WORK TO COMPLETE
Count every line that has the word "outs" in it; give no more than the number.

MATERIAL FOR THIS TASK
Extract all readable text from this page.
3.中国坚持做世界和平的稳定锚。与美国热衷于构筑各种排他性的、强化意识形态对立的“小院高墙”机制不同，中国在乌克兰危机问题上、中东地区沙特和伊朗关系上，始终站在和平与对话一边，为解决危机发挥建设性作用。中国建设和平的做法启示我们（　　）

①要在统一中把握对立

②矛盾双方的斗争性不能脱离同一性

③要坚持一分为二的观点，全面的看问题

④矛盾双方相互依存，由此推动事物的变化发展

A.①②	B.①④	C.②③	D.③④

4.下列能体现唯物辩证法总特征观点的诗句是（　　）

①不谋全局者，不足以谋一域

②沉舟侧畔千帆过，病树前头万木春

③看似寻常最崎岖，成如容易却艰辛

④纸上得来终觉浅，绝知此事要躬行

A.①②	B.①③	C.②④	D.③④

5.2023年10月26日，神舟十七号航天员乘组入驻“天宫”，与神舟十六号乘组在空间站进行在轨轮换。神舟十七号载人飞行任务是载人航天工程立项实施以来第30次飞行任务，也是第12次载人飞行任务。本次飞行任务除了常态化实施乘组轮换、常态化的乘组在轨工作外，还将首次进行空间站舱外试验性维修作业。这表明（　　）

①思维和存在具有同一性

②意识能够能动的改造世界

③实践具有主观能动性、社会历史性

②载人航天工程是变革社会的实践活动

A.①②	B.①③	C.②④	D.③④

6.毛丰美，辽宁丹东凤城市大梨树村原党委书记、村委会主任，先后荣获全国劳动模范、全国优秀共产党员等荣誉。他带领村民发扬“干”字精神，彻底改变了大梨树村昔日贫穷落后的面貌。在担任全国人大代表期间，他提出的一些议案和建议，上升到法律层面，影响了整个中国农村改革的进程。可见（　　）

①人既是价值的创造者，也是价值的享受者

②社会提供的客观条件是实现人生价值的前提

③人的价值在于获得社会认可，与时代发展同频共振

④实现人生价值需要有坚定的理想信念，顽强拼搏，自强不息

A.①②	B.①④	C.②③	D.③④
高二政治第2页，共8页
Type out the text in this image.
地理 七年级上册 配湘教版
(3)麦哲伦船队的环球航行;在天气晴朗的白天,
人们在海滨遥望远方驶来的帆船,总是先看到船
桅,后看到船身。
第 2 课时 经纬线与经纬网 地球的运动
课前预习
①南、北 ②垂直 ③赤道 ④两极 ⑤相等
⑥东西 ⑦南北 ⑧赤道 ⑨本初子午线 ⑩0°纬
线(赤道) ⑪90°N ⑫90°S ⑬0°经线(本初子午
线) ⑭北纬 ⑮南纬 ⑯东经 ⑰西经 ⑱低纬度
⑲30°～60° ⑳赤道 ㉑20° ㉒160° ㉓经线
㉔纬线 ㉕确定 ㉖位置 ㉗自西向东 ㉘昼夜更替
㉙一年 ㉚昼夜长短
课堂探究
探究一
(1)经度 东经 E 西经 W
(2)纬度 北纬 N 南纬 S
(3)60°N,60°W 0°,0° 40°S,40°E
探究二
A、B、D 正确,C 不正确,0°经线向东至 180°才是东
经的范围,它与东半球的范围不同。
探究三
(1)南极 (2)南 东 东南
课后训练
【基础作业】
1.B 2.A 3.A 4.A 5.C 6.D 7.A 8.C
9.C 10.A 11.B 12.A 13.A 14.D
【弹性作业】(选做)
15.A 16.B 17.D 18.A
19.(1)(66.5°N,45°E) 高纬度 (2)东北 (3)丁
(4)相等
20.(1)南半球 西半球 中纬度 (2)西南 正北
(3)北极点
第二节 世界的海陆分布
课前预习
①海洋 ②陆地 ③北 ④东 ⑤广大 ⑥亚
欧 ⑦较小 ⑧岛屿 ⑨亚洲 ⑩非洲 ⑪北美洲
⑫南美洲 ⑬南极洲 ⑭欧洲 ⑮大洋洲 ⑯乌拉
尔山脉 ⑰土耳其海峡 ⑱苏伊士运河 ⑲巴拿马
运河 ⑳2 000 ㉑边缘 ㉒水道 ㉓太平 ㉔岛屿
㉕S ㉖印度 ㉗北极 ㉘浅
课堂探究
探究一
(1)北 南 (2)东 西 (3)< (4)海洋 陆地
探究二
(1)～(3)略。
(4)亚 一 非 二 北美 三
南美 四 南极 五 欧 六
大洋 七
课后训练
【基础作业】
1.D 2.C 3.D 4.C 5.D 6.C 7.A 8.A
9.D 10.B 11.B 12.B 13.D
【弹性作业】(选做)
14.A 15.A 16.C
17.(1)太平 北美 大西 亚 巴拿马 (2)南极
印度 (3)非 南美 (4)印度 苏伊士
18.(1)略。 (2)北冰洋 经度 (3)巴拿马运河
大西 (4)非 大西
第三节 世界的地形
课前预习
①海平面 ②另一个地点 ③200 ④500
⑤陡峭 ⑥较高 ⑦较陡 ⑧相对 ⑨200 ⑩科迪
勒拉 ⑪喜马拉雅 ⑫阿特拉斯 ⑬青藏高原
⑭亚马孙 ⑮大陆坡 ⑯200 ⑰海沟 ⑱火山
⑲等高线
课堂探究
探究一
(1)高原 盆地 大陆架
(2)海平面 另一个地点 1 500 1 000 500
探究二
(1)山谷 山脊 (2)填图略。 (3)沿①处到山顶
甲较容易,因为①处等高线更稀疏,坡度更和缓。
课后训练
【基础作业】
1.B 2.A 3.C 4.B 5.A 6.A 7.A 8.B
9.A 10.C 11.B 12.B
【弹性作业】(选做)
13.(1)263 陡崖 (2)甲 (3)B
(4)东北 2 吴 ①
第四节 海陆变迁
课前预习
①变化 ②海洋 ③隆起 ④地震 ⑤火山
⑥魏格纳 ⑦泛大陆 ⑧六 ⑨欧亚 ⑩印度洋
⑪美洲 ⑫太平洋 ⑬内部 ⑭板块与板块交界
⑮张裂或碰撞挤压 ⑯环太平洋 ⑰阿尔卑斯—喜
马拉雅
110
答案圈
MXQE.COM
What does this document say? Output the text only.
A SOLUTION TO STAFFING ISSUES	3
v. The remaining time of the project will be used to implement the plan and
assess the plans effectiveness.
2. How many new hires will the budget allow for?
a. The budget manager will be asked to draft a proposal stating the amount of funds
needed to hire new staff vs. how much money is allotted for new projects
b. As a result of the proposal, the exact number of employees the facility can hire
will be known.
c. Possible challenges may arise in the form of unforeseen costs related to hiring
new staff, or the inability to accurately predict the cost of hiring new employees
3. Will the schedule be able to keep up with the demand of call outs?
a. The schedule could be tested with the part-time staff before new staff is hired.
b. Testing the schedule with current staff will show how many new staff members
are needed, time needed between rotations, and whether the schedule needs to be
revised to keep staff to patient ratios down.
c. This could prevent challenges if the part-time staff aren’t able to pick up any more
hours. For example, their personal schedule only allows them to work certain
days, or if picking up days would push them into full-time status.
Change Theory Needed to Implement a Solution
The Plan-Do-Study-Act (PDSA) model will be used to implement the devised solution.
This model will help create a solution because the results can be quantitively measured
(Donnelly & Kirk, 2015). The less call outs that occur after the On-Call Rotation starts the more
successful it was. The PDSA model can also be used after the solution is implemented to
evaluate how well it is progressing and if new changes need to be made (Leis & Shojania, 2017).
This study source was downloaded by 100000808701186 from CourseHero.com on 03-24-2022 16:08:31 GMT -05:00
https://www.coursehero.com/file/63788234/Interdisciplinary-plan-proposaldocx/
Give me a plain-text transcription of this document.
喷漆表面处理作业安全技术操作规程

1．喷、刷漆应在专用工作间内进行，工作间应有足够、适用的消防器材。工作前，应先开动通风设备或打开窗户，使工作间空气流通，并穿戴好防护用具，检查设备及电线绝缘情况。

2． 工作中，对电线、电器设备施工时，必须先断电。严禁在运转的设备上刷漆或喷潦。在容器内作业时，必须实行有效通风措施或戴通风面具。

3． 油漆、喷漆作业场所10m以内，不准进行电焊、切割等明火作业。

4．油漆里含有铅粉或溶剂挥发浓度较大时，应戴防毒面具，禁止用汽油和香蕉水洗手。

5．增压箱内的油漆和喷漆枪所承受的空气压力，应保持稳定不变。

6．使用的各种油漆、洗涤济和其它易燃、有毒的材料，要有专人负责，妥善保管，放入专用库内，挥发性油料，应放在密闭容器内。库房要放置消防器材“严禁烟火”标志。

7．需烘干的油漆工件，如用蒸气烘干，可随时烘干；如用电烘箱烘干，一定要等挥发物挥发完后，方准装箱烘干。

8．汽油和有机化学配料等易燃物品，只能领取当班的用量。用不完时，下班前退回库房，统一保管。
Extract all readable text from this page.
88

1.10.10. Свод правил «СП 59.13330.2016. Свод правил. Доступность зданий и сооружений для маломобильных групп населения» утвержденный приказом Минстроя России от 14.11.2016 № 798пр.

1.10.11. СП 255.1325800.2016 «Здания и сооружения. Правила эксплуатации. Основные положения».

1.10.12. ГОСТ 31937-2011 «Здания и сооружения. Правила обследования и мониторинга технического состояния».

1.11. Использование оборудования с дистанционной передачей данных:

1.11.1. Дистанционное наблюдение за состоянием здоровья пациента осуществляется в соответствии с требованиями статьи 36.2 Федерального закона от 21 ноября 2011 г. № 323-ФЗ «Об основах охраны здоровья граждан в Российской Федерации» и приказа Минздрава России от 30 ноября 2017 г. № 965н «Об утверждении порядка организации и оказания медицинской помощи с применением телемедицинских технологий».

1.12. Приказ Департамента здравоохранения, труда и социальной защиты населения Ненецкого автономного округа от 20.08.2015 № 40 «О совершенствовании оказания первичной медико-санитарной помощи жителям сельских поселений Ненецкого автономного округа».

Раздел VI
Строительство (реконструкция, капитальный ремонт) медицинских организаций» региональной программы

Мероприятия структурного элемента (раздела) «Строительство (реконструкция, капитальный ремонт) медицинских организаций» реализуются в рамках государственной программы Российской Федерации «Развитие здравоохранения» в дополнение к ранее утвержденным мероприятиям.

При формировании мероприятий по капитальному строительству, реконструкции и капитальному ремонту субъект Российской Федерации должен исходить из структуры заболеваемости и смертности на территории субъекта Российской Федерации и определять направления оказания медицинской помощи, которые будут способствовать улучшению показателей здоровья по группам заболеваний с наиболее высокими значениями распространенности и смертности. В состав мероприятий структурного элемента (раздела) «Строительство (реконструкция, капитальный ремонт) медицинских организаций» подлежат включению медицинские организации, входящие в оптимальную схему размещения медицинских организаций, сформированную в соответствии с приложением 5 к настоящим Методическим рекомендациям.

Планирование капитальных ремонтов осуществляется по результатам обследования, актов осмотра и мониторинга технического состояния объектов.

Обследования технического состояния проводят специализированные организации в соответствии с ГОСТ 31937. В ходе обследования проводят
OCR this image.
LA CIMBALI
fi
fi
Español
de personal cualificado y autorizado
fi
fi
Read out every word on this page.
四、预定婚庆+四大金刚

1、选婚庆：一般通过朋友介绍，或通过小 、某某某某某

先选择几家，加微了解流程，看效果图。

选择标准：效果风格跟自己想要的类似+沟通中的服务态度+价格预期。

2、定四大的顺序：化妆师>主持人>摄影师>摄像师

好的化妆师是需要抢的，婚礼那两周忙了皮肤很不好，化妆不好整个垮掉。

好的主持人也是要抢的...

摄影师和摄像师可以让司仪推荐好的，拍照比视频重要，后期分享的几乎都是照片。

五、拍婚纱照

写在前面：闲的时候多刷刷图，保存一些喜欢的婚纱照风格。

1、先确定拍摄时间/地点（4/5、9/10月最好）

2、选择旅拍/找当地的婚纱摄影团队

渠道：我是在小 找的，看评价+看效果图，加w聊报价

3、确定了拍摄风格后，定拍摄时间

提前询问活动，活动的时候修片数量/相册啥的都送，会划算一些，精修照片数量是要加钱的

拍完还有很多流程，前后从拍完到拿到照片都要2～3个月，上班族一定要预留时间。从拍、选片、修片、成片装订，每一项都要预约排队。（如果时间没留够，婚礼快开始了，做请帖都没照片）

THE ANSWER
2